## [DIRECTION]
Wherever the word "JSON" appears in a line, extract that line.

## [GIVEN DATA]
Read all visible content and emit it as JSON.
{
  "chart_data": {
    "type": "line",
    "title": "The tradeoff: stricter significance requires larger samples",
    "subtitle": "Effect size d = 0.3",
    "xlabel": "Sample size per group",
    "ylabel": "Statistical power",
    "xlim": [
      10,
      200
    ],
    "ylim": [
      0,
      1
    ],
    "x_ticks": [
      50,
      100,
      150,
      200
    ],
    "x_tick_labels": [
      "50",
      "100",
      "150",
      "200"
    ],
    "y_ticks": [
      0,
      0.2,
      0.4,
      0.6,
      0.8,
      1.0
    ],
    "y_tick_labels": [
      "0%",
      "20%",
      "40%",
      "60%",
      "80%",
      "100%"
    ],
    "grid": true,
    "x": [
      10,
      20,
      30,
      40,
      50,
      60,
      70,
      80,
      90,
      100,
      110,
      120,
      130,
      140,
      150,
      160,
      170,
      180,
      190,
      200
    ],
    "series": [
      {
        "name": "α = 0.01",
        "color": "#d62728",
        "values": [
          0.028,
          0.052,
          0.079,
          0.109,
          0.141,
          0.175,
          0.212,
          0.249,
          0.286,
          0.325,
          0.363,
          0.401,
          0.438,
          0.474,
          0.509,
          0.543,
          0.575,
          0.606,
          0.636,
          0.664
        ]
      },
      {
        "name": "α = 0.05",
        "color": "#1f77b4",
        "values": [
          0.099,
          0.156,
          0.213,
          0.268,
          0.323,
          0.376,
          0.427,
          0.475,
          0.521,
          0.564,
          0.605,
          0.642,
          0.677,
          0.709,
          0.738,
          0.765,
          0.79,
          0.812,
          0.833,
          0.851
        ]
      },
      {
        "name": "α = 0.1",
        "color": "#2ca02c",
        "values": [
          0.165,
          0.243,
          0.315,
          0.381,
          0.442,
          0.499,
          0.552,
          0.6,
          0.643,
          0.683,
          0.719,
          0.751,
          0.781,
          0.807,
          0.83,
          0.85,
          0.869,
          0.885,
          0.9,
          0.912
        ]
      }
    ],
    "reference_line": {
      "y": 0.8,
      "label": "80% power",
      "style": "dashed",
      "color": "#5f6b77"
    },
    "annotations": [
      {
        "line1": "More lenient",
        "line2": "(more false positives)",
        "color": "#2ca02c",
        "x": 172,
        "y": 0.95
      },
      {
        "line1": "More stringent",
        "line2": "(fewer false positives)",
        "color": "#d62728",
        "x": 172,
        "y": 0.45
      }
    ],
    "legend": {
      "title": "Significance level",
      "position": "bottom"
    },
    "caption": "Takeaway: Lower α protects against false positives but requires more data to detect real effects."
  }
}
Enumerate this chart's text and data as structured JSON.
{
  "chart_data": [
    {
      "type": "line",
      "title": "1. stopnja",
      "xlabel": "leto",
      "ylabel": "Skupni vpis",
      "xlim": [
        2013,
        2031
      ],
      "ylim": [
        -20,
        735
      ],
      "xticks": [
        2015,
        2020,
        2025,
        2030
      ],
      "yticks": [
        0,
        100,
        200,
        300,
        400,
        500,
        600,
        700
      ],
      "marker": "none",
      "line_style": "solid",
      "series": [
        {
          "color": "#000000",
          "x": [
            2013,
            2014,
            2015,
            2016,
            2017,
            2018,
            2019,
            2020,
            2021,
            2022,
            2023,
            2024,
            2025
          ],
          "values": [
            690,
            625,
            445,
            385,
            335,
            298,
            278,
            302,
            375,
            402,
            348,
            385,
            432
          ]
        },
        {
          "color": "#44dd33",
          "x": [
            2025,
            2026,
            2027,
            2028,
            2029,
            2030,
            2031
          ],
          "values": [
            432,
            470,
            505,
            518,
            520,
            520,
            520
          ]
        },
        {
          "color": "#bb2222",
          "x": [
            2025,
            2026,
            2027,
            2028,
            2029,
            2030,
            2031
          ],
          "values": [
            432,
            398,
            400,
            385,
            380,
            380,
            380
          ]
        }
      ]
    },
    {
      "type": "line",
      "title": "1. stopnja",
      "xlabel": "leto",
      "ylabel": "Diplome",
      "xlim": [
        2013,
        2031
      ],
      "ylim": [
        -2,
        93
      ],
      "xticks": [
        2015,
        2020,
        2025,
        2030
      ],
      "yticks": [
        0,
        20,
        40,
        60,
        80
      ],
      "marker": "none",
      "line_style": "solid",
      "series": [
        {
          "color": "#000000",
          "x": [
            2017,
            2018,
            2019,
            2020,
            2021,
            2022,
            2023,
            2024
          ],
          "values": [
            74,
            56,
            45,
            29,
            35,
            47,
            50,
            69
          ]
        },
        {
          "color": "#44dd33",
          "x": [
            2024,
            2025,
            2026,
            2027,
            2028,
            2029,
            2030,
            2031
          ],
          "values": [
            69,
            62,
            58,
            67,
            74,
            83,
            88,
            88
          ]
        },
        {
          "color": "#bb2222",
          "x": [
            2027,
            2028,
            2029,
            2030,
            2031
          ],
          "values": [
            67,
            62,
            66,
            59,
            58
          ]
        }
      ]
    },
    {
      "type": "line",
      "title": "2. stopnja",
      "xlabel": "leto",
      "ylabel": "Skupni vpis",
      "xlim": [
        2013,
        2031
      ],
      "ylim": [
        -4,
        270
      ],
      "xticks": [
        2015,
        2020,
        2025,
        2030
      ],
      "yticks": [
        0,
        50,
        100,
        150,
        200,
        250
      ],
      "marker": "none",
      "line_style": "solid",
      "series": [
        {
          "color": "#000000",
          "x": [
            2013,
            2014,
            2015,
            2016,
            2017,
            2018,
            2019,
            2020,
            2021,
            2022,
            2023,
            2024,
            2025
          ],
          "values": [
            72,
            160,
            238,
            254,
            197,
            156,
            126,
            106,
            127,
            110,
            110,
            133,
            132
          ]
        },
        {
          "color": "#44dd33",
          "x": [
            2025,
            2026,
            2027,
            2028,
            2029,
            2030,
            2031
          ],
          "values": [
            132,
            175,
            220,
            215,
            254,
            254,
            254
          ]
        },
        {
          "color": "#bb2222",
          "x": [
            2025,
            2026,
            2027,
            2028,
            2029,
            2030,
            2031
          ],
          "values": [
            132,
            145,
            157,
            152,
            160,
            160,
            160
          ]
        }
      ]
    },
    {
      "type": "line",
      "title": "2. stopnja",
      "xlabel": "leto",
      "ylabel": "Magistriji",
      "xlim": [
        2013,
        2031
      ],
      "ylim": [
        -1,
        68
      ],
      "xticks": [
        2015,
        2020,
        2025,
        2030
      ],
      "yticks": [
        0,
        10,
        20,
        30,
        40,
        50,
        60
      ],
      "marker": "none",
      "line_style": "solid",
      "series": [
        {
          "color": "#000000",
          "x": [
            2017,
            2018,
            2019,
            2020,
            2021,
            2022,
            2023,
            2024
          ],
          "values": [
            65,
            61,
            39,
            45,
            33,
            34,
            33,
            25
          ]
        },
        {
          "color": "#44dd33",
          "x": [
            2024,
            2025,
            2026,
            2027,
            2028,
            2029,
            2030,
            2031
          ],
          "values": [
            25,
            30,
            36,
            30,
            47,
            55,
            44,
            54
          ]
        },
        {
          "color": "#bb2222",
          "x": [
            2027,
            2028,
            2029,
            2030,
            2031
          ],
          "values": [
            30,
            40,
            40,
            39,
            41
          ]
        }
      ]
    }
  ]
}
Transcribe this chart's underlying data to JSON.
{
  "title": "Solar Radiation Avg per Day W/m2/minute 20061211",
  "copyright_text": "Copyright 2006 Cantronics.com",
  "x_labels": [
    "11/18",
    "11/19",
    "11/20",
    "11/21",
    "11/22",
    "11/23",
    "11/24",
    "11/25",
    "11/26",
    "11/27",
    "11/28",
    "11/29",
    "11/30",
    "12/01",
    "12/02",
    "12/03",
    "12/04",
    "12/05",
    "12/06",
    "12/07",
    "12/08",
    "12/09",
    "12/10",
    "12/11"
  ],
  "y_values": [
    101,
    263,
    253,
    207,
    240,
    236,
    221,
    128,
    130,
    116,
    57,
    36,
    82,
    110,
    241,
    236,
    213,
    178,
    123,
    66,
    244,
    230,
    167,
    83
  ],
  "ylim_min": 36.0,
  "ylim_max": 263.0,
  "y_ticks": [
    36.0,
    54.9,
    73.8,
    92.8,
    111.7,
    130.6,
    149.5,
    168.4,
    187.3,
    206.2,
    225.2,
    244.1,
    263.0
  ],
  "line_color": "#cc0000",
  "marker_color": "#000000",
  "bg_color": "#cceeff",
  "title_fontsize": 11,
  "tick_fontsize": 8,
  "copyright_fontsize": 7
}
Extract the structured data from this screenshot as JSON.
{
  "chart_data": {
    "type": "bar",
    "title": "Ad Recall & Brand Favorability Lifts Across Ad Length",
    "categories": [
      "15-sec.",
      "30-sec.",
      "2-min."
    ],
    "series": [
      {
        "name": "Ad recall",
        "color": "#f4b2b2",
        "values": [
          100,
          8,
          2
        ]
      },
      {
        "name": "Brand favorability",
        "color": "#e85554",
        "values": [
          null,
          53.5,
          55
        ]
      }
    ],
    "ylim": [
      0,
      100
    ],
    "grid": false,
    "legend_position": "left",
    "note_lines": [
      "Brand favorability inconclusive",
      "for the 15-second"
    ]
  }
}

## [THE ANSWER]
Read all visible content and emit it as JSON.
Enumerate this chart's text and data as structured JSON.
Transcribe this chart's underlying data to JSON.
Extract the structured data from this screenshot as JSON.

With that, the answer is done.